== GIVEN INSTRUCTION ==
Set down the full listing exactly, character for character.

== Items from a figure collection ==

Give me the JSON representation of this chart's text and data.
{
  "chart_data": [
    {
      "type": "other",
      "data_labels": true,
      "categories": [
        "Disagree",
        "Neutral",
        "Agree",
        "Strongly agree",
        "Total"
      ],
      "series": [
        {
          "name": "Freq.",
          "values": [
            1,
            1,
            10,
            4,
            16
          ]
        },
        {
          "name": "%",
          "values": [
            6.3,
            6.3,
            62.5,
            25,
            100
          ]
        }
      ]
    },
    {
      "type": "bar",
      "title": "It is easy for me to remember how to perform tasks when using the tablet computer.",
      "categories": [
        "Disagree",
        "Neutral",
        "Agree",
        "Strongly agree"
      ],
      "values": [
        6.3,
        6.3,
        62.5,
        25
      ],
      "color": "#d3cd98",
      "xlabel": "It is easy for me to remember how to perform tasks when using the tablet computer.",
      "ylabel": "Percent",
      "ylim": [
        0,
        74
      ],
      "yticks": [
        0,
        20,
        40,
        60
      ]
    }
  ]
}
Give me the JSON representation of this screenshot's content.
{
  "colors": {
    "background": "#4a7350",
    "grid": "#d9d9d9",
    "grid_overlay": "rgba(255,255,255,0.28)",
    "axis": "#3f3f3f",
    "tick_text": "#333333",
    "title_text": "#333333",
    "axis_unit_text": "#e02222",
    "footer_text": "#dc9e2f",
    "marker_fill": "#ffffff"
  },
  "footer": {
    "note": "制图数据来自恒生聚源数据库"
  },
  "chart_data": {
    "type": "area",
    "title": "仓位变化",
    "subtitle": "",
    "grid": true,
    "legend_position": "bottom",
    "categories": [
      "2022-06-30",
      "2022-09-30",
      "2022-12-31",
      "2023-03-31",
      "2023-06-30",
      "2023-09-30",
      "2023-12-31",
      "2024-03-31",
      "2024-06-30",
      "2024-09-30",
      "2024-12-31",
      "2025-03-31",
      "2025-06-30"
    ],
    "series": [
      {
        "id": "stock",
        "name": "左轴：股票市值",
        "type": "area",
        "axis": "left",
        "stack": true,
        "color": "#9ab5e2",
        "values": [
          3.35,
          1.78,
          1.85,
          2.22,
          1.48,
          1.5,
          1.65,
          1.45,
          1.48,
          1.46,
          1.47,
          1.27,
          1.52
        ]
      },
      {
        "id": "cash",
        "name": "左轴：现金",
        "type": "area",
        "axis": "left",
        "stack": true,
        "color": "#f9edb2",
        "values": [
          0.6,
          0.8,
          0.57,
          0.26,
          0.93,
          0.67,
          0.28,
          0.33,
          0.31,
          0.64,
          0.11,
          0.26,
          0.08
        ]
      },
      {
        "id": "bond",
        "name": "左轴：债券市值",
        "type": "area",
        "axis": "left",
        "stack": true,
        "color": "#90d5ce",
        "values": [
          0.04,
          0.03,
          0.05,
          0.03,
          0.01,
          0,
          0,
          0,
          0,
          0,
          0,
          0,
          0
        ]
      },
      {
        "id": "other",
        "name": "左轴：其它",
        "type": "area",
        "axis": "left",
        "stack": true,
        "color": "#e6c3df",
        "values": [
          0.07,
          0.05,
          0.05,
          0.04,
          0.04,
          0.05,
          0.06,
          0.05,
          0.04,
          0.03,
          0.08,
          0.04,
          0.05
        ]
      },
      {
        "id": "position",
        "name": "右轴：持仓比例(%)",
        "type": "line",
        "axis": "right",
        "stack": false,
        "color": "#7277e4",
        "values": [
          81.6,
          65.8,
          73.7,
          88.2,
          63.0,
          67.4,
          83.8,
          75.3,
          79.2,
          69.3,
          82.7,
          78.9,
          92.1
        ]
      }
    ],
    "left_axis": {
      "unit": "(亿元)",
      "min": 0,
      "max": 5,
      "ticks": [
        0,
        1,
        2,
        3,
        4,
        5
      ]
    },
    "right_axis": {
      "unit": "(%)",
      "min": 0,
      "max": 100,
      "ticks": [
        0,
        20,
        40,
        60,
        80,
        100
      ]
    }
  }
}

== RESPONSE TO THE TASK ==
Give me the JSON representation of this chart's text and data.
{
  "chart_data": [
    {
      "type": "other",
      "data_labels": true,
      "categories": [
        "Disagree",
        "Neutral",
        "Agree",
        "Strongly agree",
        "Total"
      ],
      "series": [
        {
          "name": "Freq.",
          "values": [
            1,
            1,
            10,
            4,
            16
          ]
        },
        {
          "name": "%",
          "values": [
            6.3,
            6.3,
            62.5,
            25,
            100
          ]
        }
      ]
    },
    {
      "type": "bar",
      "title": "It is easy for me to remember how to perform tasks when using the tablet computer.",
      "categories": [
        "Disagree",
        "Neutral",
        "Agree",
        "Strongly agree"
      ],
      "values": [
        6.3,
        6.3,
        62.5,
        25
      ],
      "color": "#d3cd98",
      "xlabel": "It is easy for me to remember how to perform tasks when using the tablet computer.",
      "ylabel": "Percent",
      "ylim": [
        0,
        74
      ],
      "yticks": [
        0,
        20,
        40,
        60
      ]
    }
  ]
}
Give me the JSON representation of this screenshot's content.
{
  "colors": {
    "background": "#4a7350",
    "grid": "#d9d9d9",
    "grid_overlay": "rgba(255,255,255,0.28)",
    "axis": "#3f3f3f",
    "tick_text": "#333333",
    "title_text": "#333333",
    "axis_unit_text": "#e02222",
    "footer_text": "#dc9e2f",
    "marker_fill": "#ffffff"
  },
  "footer": {
    "note": "制图数据来自恒生聚源数据库"
  },
  "chart_data": {
    "type": "area",
    "title": "仓位变化",
    "subtitle": "",
    "grid": true,
    "legend_position": "bottom",
    "categories": [
      "2022-06-30",
      "2022-09-30",
      "2022-12-31",
      "2023-03-31",
      "2023-06-30",
      "2023-09-30",
      "2023-12-31",
      "2024-03-31",
      "2024-06-30",
      "2024-09-30",
      "2024-12-31",
      "2025-03-31",
      "2025-06-30"
    ],
    "series": [
      {
        "id": "stock",
        "name": "左轴：股票市值",
        "type": "area",
        "axis": "left",
        "stack": true,
        "color": "#9ab5e2",
        "values": [
          3.35,
          1.78,
          1.85,
          2.22,
          1.48,
          1.5,
          1.65,
          1.45,
          1.48,
          1.46,
          1.47,
          1.27,
          1.52
        ]
      },
      {
        "id": "cash",
        "name": "左轴：现金",
        "type": "area",
        "axis": "left",
        "stack": true,
        "color": "#f9edb2",
        "values": [
          0.6,
          0.8,
          0.57,
          0.26,
          0.93,
          0.67,
          0.28,
          0.33,
          0.31,
          0.64,
          0.11,
          0.26,
          0.08
        ]
      },
      {
        "id": "bond",
        "name": "左轴：债券市值",
        "type": "area",
        "axis": "left",
        "stack": true,
        "color": "#90d5ce",
        "values": [
          0.04,
          0.03,
          0.05,
          0.03,
          0.01,
          0,
          0,
          0,
          0,
          0,
          0,
          0,
          0
        ]
      },
      {
        "id": "other",
        "name": "左轴：其它",
        "type": "area",
        "axis": "left",
        "stack": true,
        "color": "#e6c3df",
        "values": [
          0.07,
          0.05,
          0.05,
          0.04,
          0.04,
          0.05,
          0.06,
          0.05,
          0.04,
          0.03,
          0.08,
          0.04,
          0.05
        ]
      },
      {
        "id": "position",
        "name": "右轴：持仓比例(%)",
        "type": "line",
        "axis": "right",
        "stack": false,
        "color": "#7277e4",
        "values": [
          81.6,
          65.8,
          73.7,
          88.2,
          63.0,
          67.4,
          83.8,
          75.3,
          79.2,
          69.3,
          82.7,
          78.9,
          92.1
        ]
      }
    ],
    "left_axis": {
      "unit": "(亿元)",
      "min": 0,
      "max": 5,
      "ticks": [
        0,
        1,
        2,
        3,
        4,
        5
      ]
    },
    "right_axis": {
      "unit": "(%)",
      "min": 0,
      "max": 100,
      "ticks": [
        0,
        20,
        40,
        60,
        80,
        100
      ]
    }
  }
}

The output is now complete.